───── Document section ─────

Let’s take the diving board approach to this topic: Should you be a freelancer? If the answer is you have to be, fine. If you think you might want to, then answer a few questions that could determine whether you sink or swim. How will you handle paying all of your payroll taxes (traditional employees only pay half), health insurance and office expenses? Keep in mind that you won't get paid for organizing your work, marketing yourself and anything else you might do at a regular job that is not directly billable. You also won’t have an IT person to fix your computer, your spouse will ask you to run errands because your time is "flexible," your in-laws will wonder when you are going to get a "real" job.
Still thinking about it? Okay, here’s how it happened for me.
I have always had the temperament to be a freelancer. I like a wide field of topics, I’m not fond of office culture, I take deadlines seriously and I prefer the client-provider dynamic to the boss-employee. There’s more—I don’t get sick to my stomach when work dries up temporarily and I can live through a monsoon of assignments. These, I believe, are essential attributes to being a happy freelancer. The working in the pajamas bit—not a draw. Many freelancers I know get their own office, eventually.
I did not instantly jump into a career as a freelance journalist and I don’t know many who did. I started as a reporter at the Lake of the Ozarks, chasing down crime stories, writing human-interest pieces, snapping "grip-and-grins" at the local bank. I did not love the work, but it was perfect preparation. Then I edited two newspapers, one in Illinois and the other in Wisconsin. I learned how to copy edit, teach my staff the basics and plan a publication every morning that had to be out the door by noon. Then I became the Publications Editor at the Kansas City Public Library, where I learned to write promotional and development copy.
What came out of those experiences were three invaluable tools for a freelancer—contacts, work samples and experience. They are ordered by importance. My first freelance gig, which was at The Kansas City Star while I was still working full-time, came from two different contacts. My "clips," or published samples of writing from the Star, got me work from other publications. Finally, I landed a contract with America Online that sprung me into fulltime freelancing.
You have to sell yourself. You have to come up with good ideas that catch people’s attention. And it is much easier if you know someone who can help. One thing leads to another.
But nothing lasts forever. I have been freelancing for 10 years now and some clients stayed the same, most changed. Managing your clientele is essential to stay afloat. There are two kinds of mistakes worth mentioning here.
First mistake—some writers work hard to publish in a variety of publications, spending an abundant amount of time on pitches and query letters. The good sellers end up with a long list of publications, but very little steady work. They are not cultivating their relationships with clients and, perhaps, not delivering articles that are as good or better than what they promised.

───── Data supplied ─────

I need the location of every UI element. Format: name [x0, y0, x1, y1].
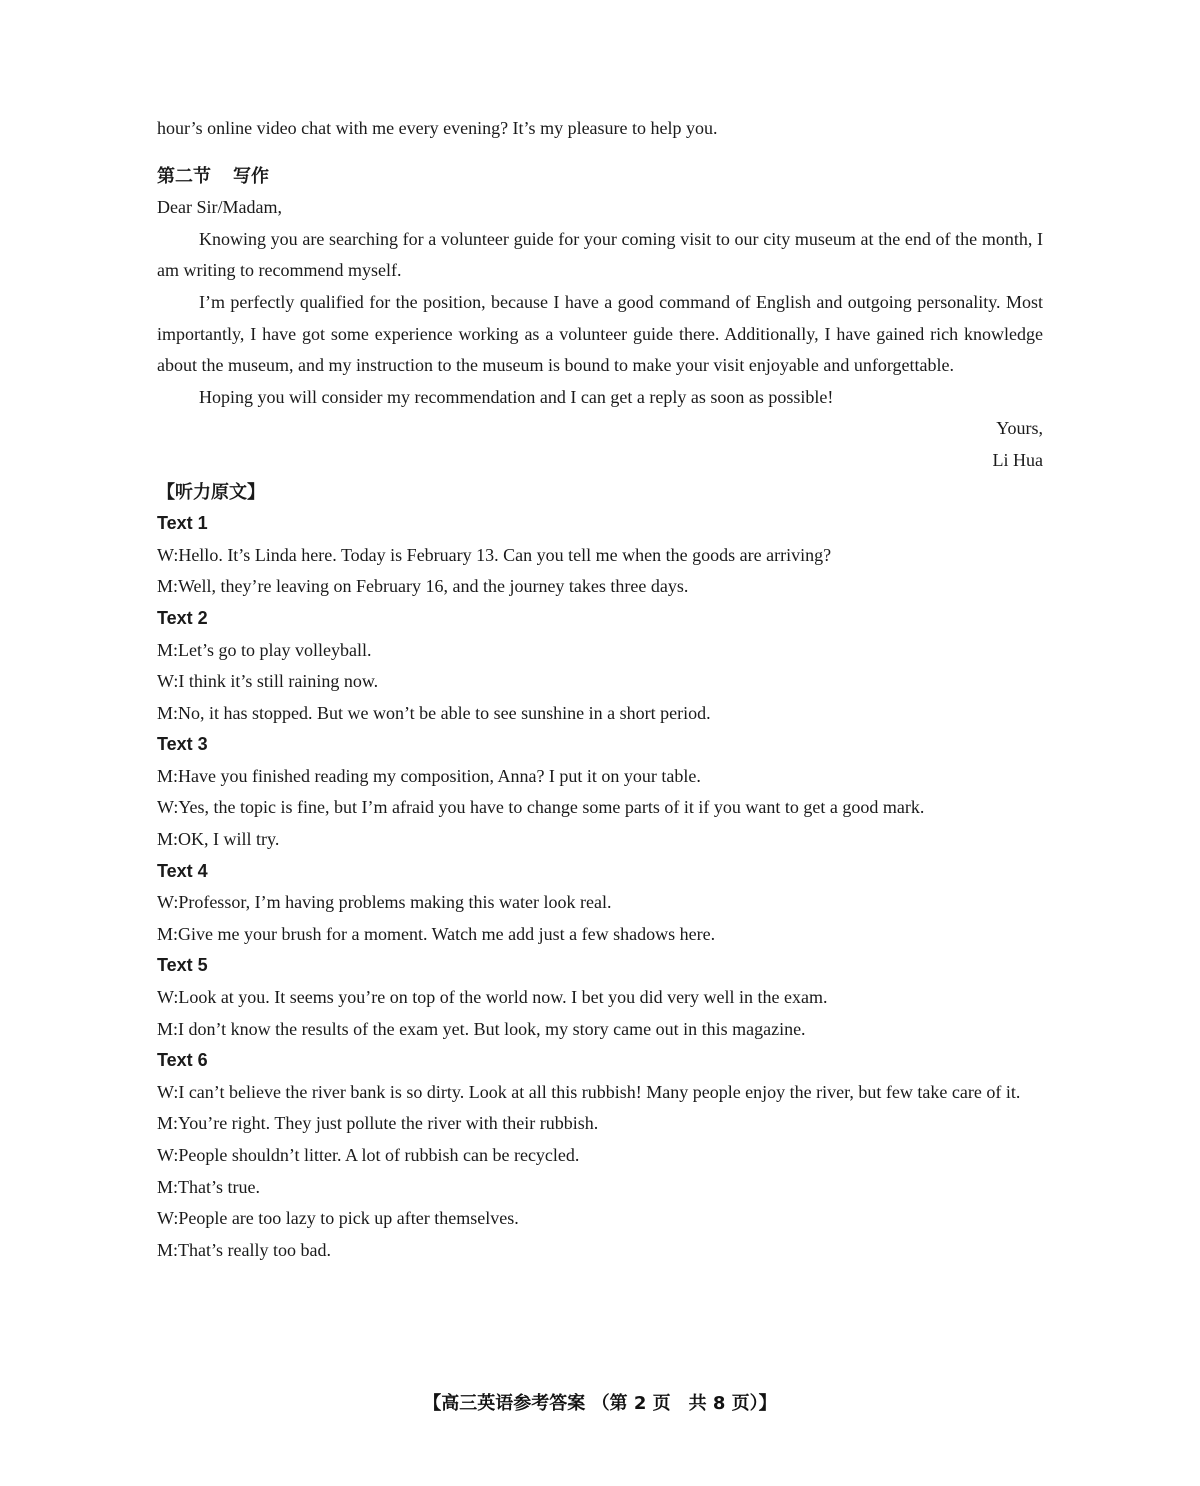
answer-page — [157, 113, 1043, 1266]
continuation-line: hour’s online video chat with me every evening? It’s my pleasure to help you. — [157, 118, 718, 138]
dialogue-line: M:OK, I will try. — [157, 829, 280, 850]
dialogue-line: M:No, it has stopped. But we won’t be able to see sunshine in a short period. — [157, 702, 711, 723]
listening-transcripts — [157, 508, 1043, 1266]
letter-paragraph-1: Knowing you are searching for a volunteer guide for your coming visit to our city museum at the end of the month, I am writing to recommend myself. — [157, 228, 1043, 281]
section-title: 写作 — [233, 165, 269, 187]
listening-heading: 【听力原文】 — [157, 481, 265, 503]
writing-section-heading — [157, 161, 1043, 193]
dialogue-line: M:You’re right. They just pollute the river with their rubbish. — [157, 1113, 599, 1134]
text-heading: Text 6 — [157, 1050, 208, 1071]
dialogue-line: W:Yes, the topic is fine, but I’m afraid you have to change some parts of it if you want to get a good mark. — [157, 797, 925, 818]
letter-paragraph-2: I’m perfectly qualified for the position, because I have a good command of English and outgoing personality. Most importantly, I have got some experience working as a volunteer guide there. Additionally, I have gained rich knowledge about the museum, and my instruction to the museum is bound to make your visit enjoyable and unforgettable. — [157, 291, 1043, 376]
section-number: 第二节 — [157, 165, 211, 187]
letter-paragraph-3: Hoping you will consider my recommendation and I can get a reply as soon as possible! — [199, 386, 834, 407]
text-heading: Text 1 — [157, 513, 208, 534]
letter-salutation: Dear Sir/Madam, — [157, 197, 282, 218]
text-heading: Text 5 — [157, 955, 208, 976]
dialogue-line: M:I don’t know the results of the exam yet. But look, my story came out in this magazine. — [157, 1018, 806, 1039]
dialogue-line: M:That’s really too bad. — [157, 1239, 331, 1260]
text-heading: Text 2 — [157, 607, 208, 628]
dialogue-line: W:People shouldn’t litter. A lot of rubbish can be recycled. — [157, 1145, 580, 1165]
dialogue-line: W:People are too lazy to pick up after themselves. — [157, 1208, 519, 1229]
dialogue-line: M:Have you finished reading my composition, Anna? I put it on your table. — [157, 765, 701, 786]
dialogue-line: W:Look at you. It seems you’re on top of the world now. I bet you did very well in the exam. — [157, 987, 828, 1008]
letter-signature: Li Hua — [992, 449, 1043, 470]
dialogue-line: W:Hello. It’s Linda here. Today is February 13. Can you tell me when the goods are arriving? — [157, 544, 832, 565]
dialogue-line: M:Well, they’re leaving on February 16, and the journey takes three days. — [157, 576, 689, 597]
dialogue-line: W:I can’t believe the river bank is so dirty. Look at all this rubbish! Many people enjoy the river, but few take care of it. — [157, 1081, 1021, 1102]
dialogue-line: W:Professor, I’m having problems making this water look real. — [157, 892, 612, 913]
letter-closing: Yours, — [996, 418, 1043, 439]
text-heading: Text 3 — [157, 734, 208, 755]
dialogue-line: M:Give me your brush for a moment. Watch me add just a few shadows here. — [157, 923, 716, 944]
dialogue-line: M:Let’s go to play volleyball. — [157, 639, 372, 660]
dialogue-line: M:That’s true. — [157, 1176, 260, 1197]
page-footer: 【高三英语参考答案 （第 2 页 共 8 页）】 — [423, 1393, 777, 1414]
text-heading: Text 4 — [157, 860, 208, 881]
dialogue-line: W:I think it’s still raining now. — [157, 671, 379, 692]
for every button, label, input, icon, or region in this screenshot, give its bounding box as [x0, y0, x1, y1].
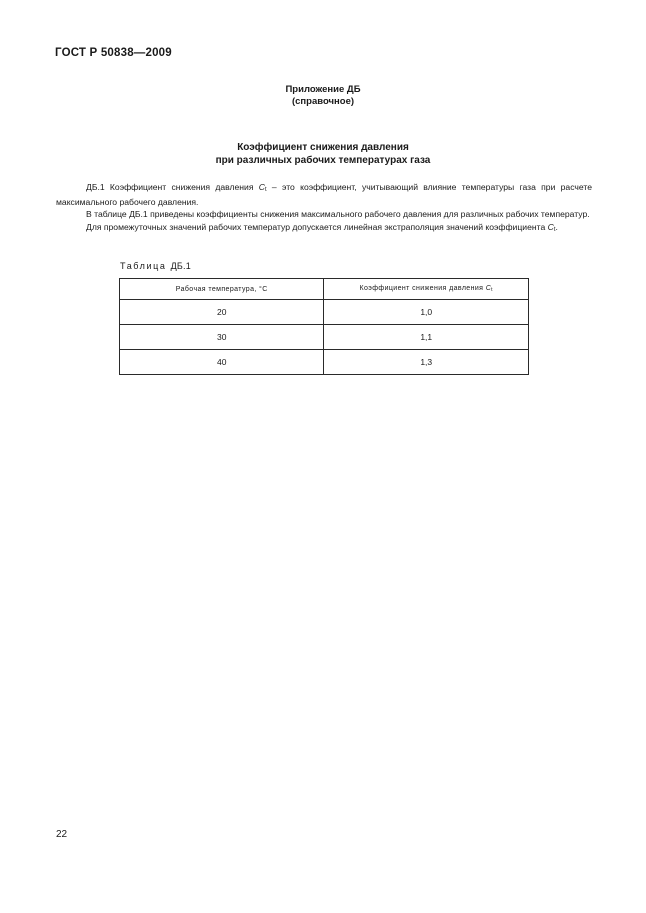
- coef-subscript: t: [553, 226, 556, 233]
- paragraph-3-text-end: .: [555, 221, 558, 232]
- coef-subscript: t: [264, 187, 267, 193]
- cell-temperature: 20: [120, 300, 324, 325]
- table-row: [120, 325, 529, 350]
- appendix-subtitle: (справочное): [291, 96, 355, 107]
- table-header-row: [120, 279, 529, 300]
- coef-symbol: C: [258, 182, 265, 192]
- paragraph-1-text: ДБ.1 Коэффициент снижения давления: [86, 182, 259, 192]
- appendix-heading: [0, 84, 646, 108]
- section-title-line1: Коэффициент снижения давления: [237, 142, 409, 153]
- paragraph-3: [56, 221, 592, 236]
- page-number: 22: [56, 829, 68, 840]
- table-caption-number: ДБ.1: [170, 261, 191, 271]
- section-title-line2: при различных рабочих температурах газа: [215, 155, 431, 166]
- header-coefficient: [324, 279, 529, 300]
- header-coefficient-text: Коэффициент снижения давления: [359, 285, 486, 292]
- paragraph-3-text: Для промежуточных значений рабочих температур допускается линейная экстраполяция значений коэффициента: [86, 221, 548, 232]
- body-text: [56, 181, 592, 236]
- cell-temperature: 30: [120, 325, 324, 350]
- header-coef-subscript: t: [491, 287, 493, 293]
- appendix-title: Приложение ДБ: [285, 84, 361, 95]
- cell-coefficient: 1,1: [324, 325, 529, 350]
- paragraph-1-text-end: – это коэффициент, учитывающий влияние температуры газа при расчете максимального рабочего давления.: [56, 182, 592, 208]
- section-title: [0, 141, 646, 167]
- table-row: [120, 350, 529, 375]
- cell-coefficient: 1,0: [324, 300, 529, 325]
- header-coef-symbol: C: [485, 285, 492, 292]
- table-row: [120, 300, 529, 325]
- paragraph-2: В таблице ДБ.1 приведены коэффициенты снижения максимального рабочего давления для различных рабочих температур.: [86, 209, 590, 220]
- cell-coefficient: 1,3: [324, 350, 529, 375]
- cell-temperature: 40: [120, 350, 324, 375]
- paragraph-1: [56, 181, 592, 208]
- table-caption: [120, 261, 191, 271]
- coef-symbol: C: [547, 221, 554, 232]
- coefficient-table: [119, 278, 529, 375]
- table-caption-label: Таблица: [120, 261, 167, 271]
- header-temperature: Рабочая температура, °С: [120, 279, 324, 300]
- document-code: ГОСТ Р 50838—2009: [55, 47, 172, 59]
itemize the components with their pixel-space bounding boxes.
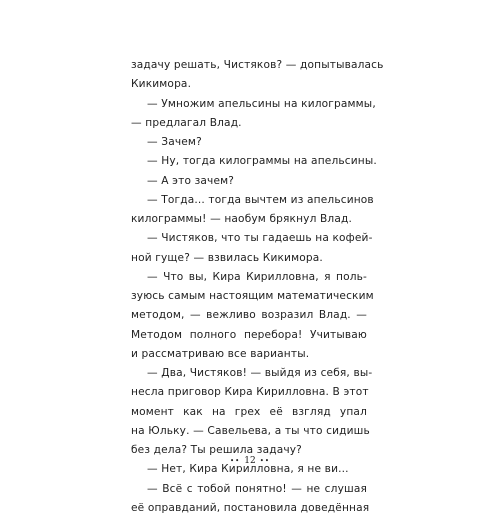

─────

§ Given problem: In the freelancing essay, swap "newspapers" for "papers" and write out the passage that begins at the words "I did not instantly" and ends after "and development copy.".

§ Final answer:
I did not instantly jump into a career as a freelance journalist and I don’t know many who did. I started as a reporter at the Lake of the Ozarks, chasing down crime stories, writing human-interest pieces, snapping "grip-and-grins" at the local bank. I did not love the work, but it was perfect preparation. Then I edited two papers, one in Illinois and the other in Wisconsin. I learned how to copy edit, teach my staff the basics and plan a publication every morning that had to be out the door by noon. Then I became the Publications Editor at the Kansas City Public Library, where I learned to write promotional and development copy.